- The request -
Count the lines of the data below that contain the string "elements" and reply with only that number.

- Data for processing -
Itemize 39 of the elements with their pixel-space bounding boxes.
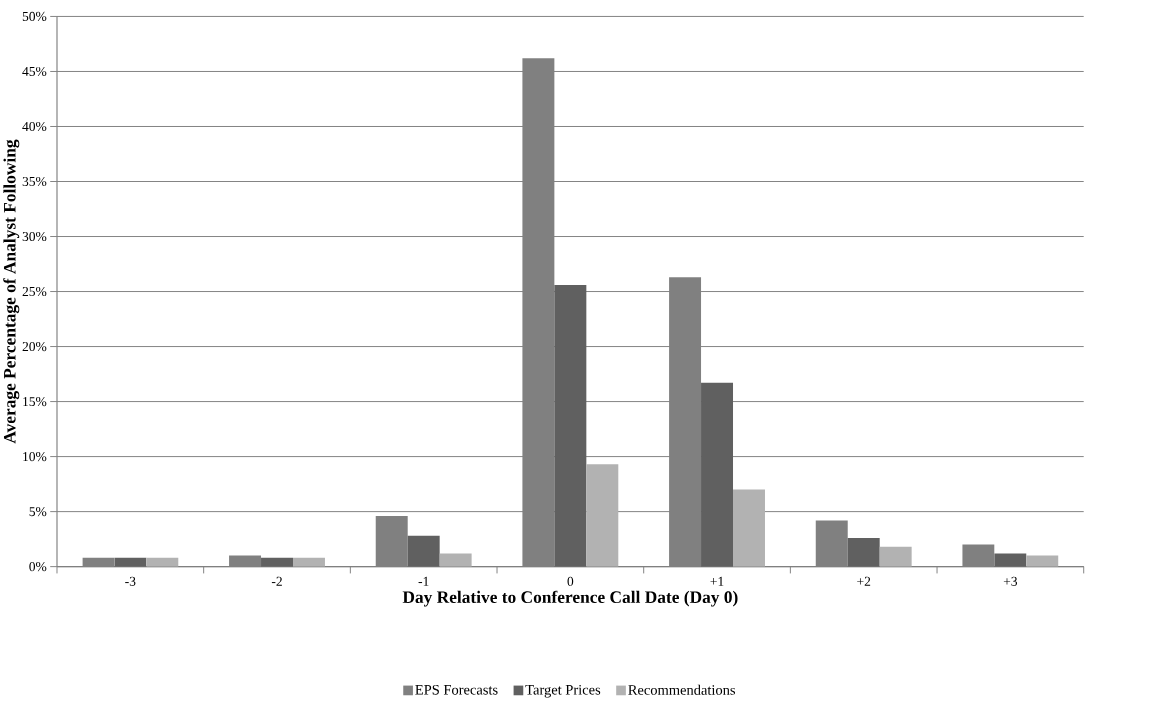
x-axis-title: Day Relative to Conference Call Date (Day 0) — [402, 590, 738, 607]
bar — [994, 553, 1027, 567]
y-tick-label: 15% — [23, 396, 47, 407]
bar — [407, 535, 440, 567]
y-tick-label: 25% — [22, 286, 47, 297]
legend-label: Recommendations — [628, 684, 736, 695]
bar — [229, 555, 262, 567]
y-axis-title: Average Percentage of Analyst Following — [3, 139, 20, 444]
legend-label: EPS Forecasts — [415, 684, 498, 695]
bar — [439, 553, 472, 567]
bar — [879, 546, 912, 567]
y-tick-label: 45% — [22, 66, 47, 77]
bar — [1026, 555, 1059, 567]
x-tick-label: -3 — [125, 576, 136, 586]
y-tick-label: 20% — [22, 341, 47, 352]
bar — [292, 557, 325, 567]
bar — [701, 382, 734, 567]
y-tick-label: 5% — [29, 506, 47, 517]
bar — [586, 464, 619, 567]
x-tick-label: -1 — [418, 576, 429, 586]
y-tick-label: 10% — [23, 451, 47, 462]
y-tick-label: 30% — [22, 231, 47, 242]
x-tick-label: -2 — [271, 576, 282, 586]
y-tick-label: 0% — [29, 562, 47, 572]
x-tick-label: +3 — [1003, 576, 1018, 586]
legend-label: Target Prices — [525, 684, 601, 698]
bar — [261, 557, 293, 567]
bar — [375, 515, 408, 567]
y-tick-label: 50% — [22, 11, 47, 21]
bar — [554, 284, 587, 567]
x-tick-label: +2 — [857, 576, 871, 586]
y-tick-label: 35% — [22, 176, 47, 187]
x-tick-label: +1 — [710, 576, 724, 586]
bar — [733, 489, 765, 567]
bar — [962, 544, 995, 567]
y-tick-label: 40% — [22, 121, 47, 132]
x-tick-label: 0 — [567, 576, 574, 586]
bar — [847, 537, 880, 567]
bar — [815, 520, 848, 567]
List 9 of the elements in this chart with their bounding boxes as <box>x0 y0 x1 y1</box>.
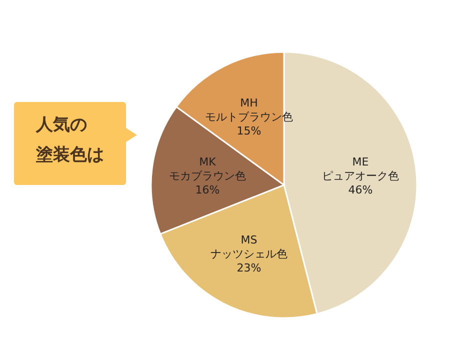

- Complete response -
2